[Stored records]
========
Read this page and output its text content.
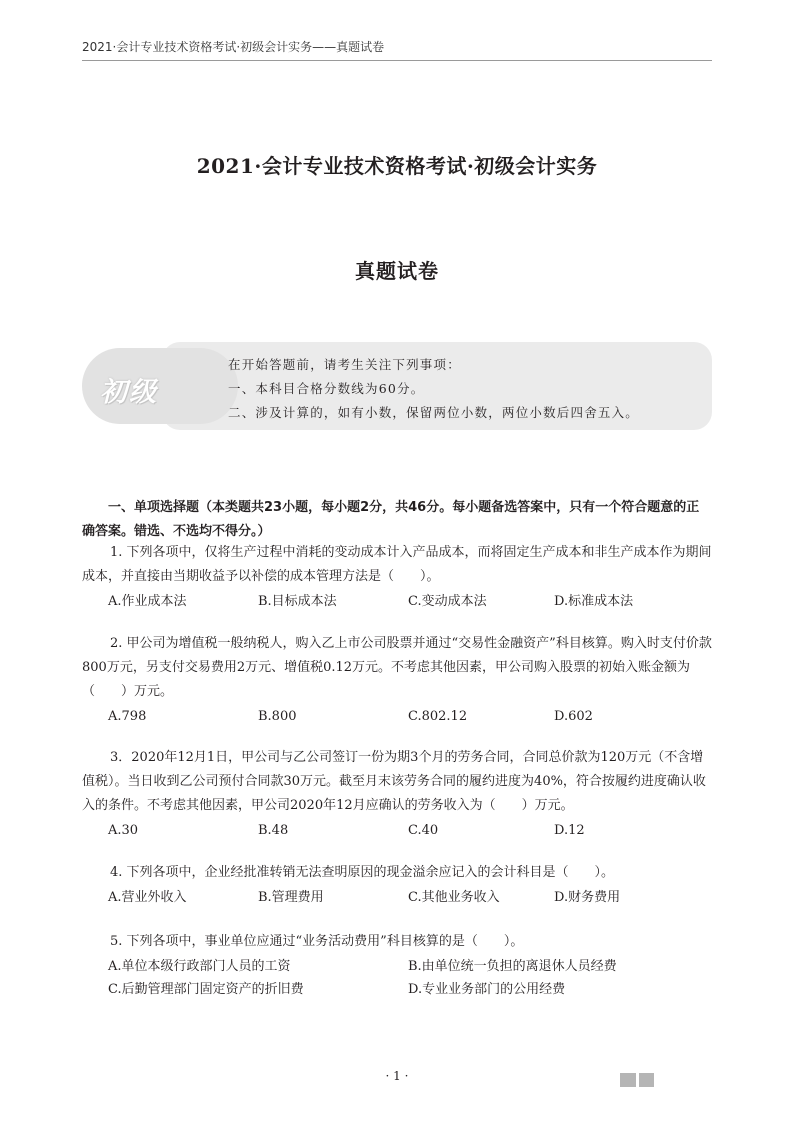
2021·会计专业技术资格考试·初级会计实务——真题试卷
2021·会计专业技术资格考试·初级会计实务
真题试卷
初级
在开始答题前，请考生关注下列事项：
一、本科目合格分数线为60分。
二、涉及计算的，如有小数，保留两位小数，两位小数后四舍五入。
一、单项选择题（本类题共23小题，每小题2分，共46分。每小题备选答案中，只有一个符合题意的正确答案。错选、不选均不得分。）
1. 下列各项中，仅将生产过程中消耗的变动成本计入产品成本，而将固定生产成本和非生产成本作为期间成本，并直接由当期收益予以补偿的成本管理方法是（　　）。
A.作业成本法	B.目标成本法	C.变动成本法	D.标准成本法
2. 甲公司为增值税一般纳税人，购入乙上市公司股票并通过“交易性金融资产”科目核算。购入时支付价款800万元，另支付交易费用2万元、增值税0.12万元。不考虑其他因素，甲公司购入股票的初始入账金额为（　　）万元。
A.798	B.800	C.802.12	D.602
3．2020年12月1日，甲公司与乙公司签订一份为期3个月的劳务合同，合同总价款为120万元（不含增值税）。当日收到乙公司预付合同款30万元。截至月末该劳务合同的履约进度为40%，符合按履约进度确认收入的条件。不考虑其他因素，甲公司2020年12月应确认的劳务收入为（　　）万元。
A.30	B.48	C.40	D.12
4. 下列各项中，企业经批准转销无法查明原因的现金溢余应记入的会计科目是（　　）。
A.营业外收入	B.管理费用	C.其他业务收入	D.财务费用
5. 下列各项中，事业单位应通过“业务活动费用”科目核算的是（　　）。
A.单位本级行政部门人员的工资	B.由单位统一负担的离退休人员经费
C.后勤管理部门固定资产的折旧费	D.专业业务部门的公用经费
· 1 ·
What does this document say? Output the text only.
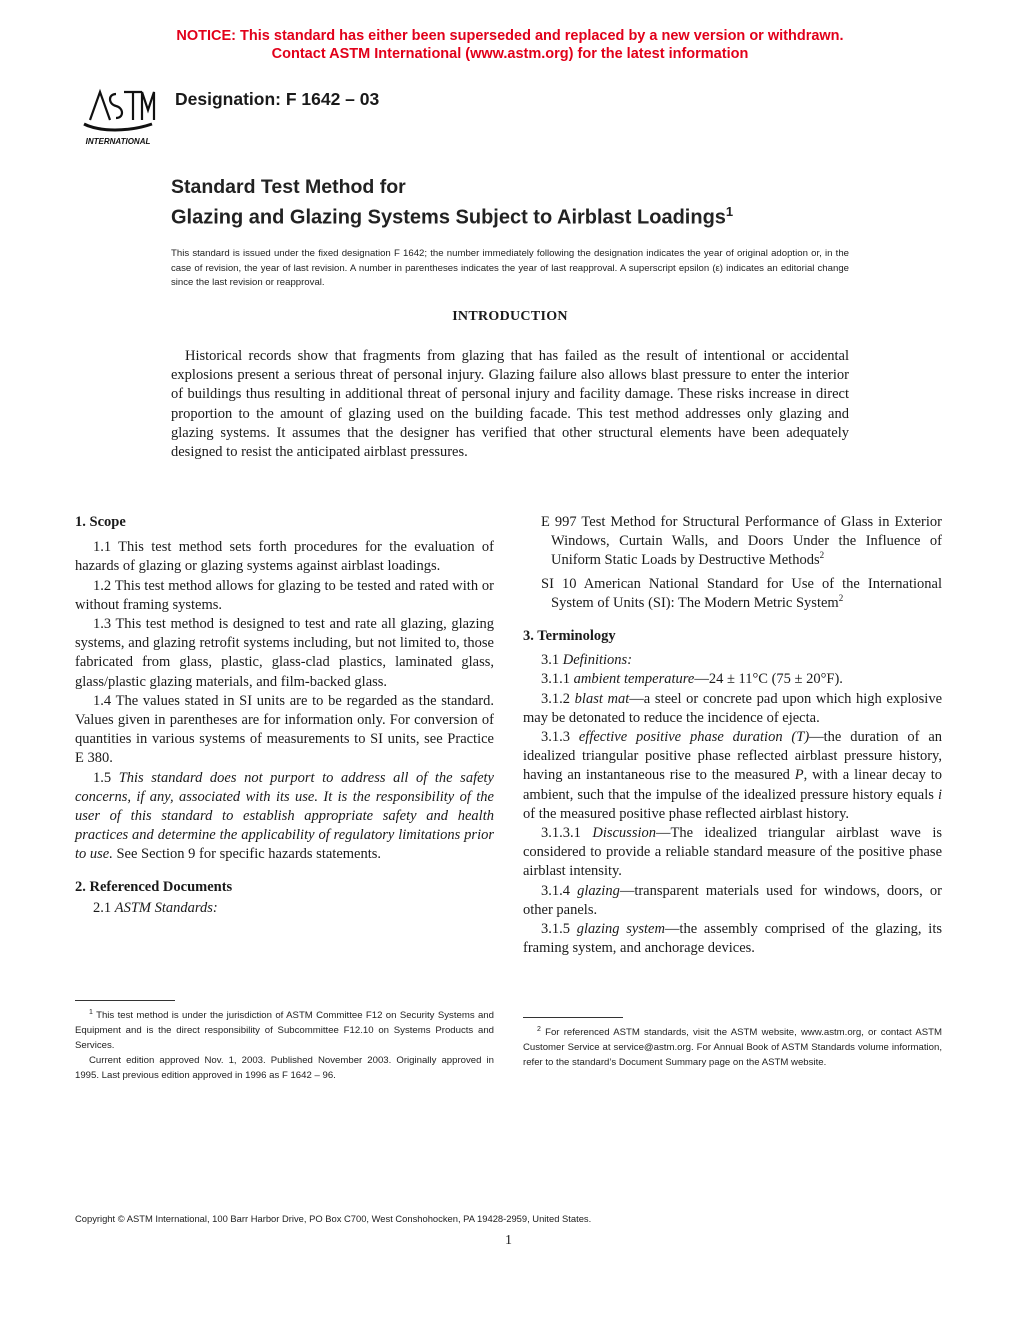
NOTICE: This standard has either been superseded and replaced by a new version or withdrawn.
Contact ASTM International (www.astm.org) for the latest information
INTERNATIONAL
Designation: F 1642 – 03
Standard Test Method for
Glazing and Glazing Systems Subject to Airblast Loadings$^1$
This standard is issued under the fixed designation F 1642; the number immediately following the designation indicates the year of original adoption or, in the case of revision, the year of last revision. A number in parentheses indicates the year of last reapproval. A superscript epsilon (ε) indicates an editorial change since the last revision or reapproval.
INTRODUCTION
Historical records show that fragments from glazing that has failed as the result of intentional or accidental explosions present a serious threat of personal injury. Glazing failure also allows blast pressure to enter the interior of buildings thus resulting in additional threat of personal injury and facility damage. These risks increase in direct proportion to the amount of glazing used on the building facade. This test method addresses only glazing and glazing systems. It assumes that the designer has verified that other structural elements have been adequately designed to resist the anticipated airblast pressures.
1. Scope

1.1 This test method sets forth procedures for the evaluation of hazards of glazing or glazing systems against airblast loadings.

1.2 This test method allows for glazing to be tested and rated with or without framing systems.

1.3 This test method is designed to test and rate all glazing, glazing systems, and glazing retrofit systems including, but not limited to, those fabricated from glass, plastic, glass-clad plastics, laminated glass, glass/plastic glazing materials, and film-backed glass.

1.4 The values stated in SI units are to be regarded as the standard. Values given in parentheses are for information only. For conversion of quantities in various systems of measurements to SI units, see Practice E 380.

1.5 This standard does not purport to address all of the safety concerns, if any, associated with its use. It is the responsibility of the user of this standard to establish appropriate safety and health practices and determine the applicability of regulatory limitations prior to use. See Section 9 for specific hazards statements.

2. Referenced Documents

2.1 ASTM Standards:

E 997 Test Method for Structural Performance of Glass in Exterior Windows, Curtain Walls, and Doors Under the Influence of Uniform Static Loads by Destructive Methods$^2$

SI 10 American National Standard for Use of the International System of Units (SI): The Modern Metric System$^2$

3. Terminology

3.1 Definitions:

3.1.1 ambient temperature—24 ± 11°C (75 ± 20°F).

3.1.2 blast mat—a steel or concrete pad upon which high explosive may be detonated to reduce the incidence of ejecta.

3.1.3 effective positive phase duration (T)—the duration of an idealized triangular positive phase reflected airblast pressure history, having an instantaneous rise to the measured P, with a linear decay to ambient, such that the impulse of the idealized pressure history equals i of the measured positive phase reflected airblast history.

3.1.3.1 Discussion—The idealized triangular airblast wave is considered to provide a reliable standard measure of the positive phase airblast intensity.

3.1.4 glazing—transparent materials used for windows, doors, or other panels.

3.1.5 glazing system—the assembly comprised of the glazing, its framing system, and anchorage devices.

$^1$ This test method is under the jurisdiction of ASTM Committee F12 on Security Systems and Equipment and is the direct responsibility of Subcommittee F12.10 on Systems Products and Services.

Current edition approved Nov. 1, 2003. Published November 2003. Originally approved in 1995. Last previous edition approved in 1996 as F 1642 – 96.

$^2$ For referenced ASTM standards, visit the ASTM website, www.astm.org, or contact ASTM Customer Service at service@astm.org. For Annual Book of ASTM Standards volume information, refer to the standard’s Document Summary page on the ASTM website.

Copyright © ASTM International, 100 Barr Harbor Drive, PO Box C700, West Conshohocken, PA 19428-2959, United States.
1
========
__JOB__
Using the listing above, state the number of lines that hold "下列各项中", with no other text.

__IN RESPONSE__
3